**Set problem**
Copy out every line that contains the word "icon".

**Information shown**

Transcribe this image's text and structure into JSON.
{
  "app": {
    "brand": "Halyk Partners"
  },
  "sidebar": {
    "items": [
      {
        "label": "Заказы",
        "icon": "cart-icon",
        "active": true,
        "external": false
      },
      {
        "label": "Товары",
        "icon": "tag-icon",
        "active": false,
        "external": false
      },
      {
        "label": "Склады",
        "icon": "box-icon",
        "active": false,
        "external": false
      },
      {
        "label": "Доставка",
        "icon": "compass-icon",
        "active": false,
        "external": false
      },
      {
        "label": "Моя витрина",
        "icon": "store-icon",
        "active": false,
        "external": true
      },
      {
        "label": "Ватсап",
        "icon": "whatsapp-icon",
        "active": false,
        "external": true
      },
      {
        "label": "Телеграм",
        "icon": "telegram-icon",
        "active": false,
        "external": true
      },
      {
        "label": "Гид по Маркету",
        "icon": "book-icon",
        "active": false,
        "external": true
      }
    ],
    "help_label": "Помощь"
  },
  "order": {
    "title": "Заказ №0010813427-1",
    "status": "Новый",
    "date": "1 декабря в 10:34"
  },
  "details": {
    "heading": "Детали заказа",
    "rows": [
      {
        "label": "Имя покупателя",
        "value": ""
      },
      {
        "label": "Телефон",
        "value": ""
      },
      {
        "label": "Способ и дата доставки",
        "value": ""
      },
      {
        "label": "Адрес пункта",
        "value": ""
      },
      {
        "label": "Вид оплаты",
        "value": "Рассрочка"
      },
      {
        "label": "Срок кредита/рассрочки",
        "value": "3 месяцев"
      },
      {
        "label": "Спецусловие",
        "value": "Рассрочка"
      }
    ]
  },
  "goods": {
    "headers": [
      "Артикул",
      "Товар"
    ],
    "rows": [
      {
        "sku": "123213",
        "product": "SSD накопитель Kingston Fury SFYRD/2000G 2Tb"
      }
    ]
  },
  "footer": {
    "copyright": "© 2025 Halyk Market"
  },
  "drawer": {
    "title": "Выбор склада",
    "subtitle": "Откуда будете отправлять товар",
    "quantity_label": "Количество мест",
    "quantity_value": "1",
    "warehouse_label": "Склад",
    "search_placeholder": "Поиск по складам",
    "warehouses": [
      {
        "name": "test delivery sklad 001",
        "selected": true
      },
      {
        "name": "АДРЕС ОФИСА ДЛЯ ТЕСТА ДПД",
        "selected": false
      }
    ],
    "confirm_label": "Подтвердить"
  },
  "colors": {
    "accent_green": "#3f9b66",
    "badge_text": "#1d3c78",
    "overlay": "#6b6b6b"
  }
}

**Exercise answer**
        "icon": "cart-icon",
        "icon": "tag-icon",
        "icon": "box-icon",
        "icon": "compass-icon",
        "icon": "store-icon",
        "icon": "whatsapp-icon",
        "icon": "telegram-icon",
        "icon": "book-icon",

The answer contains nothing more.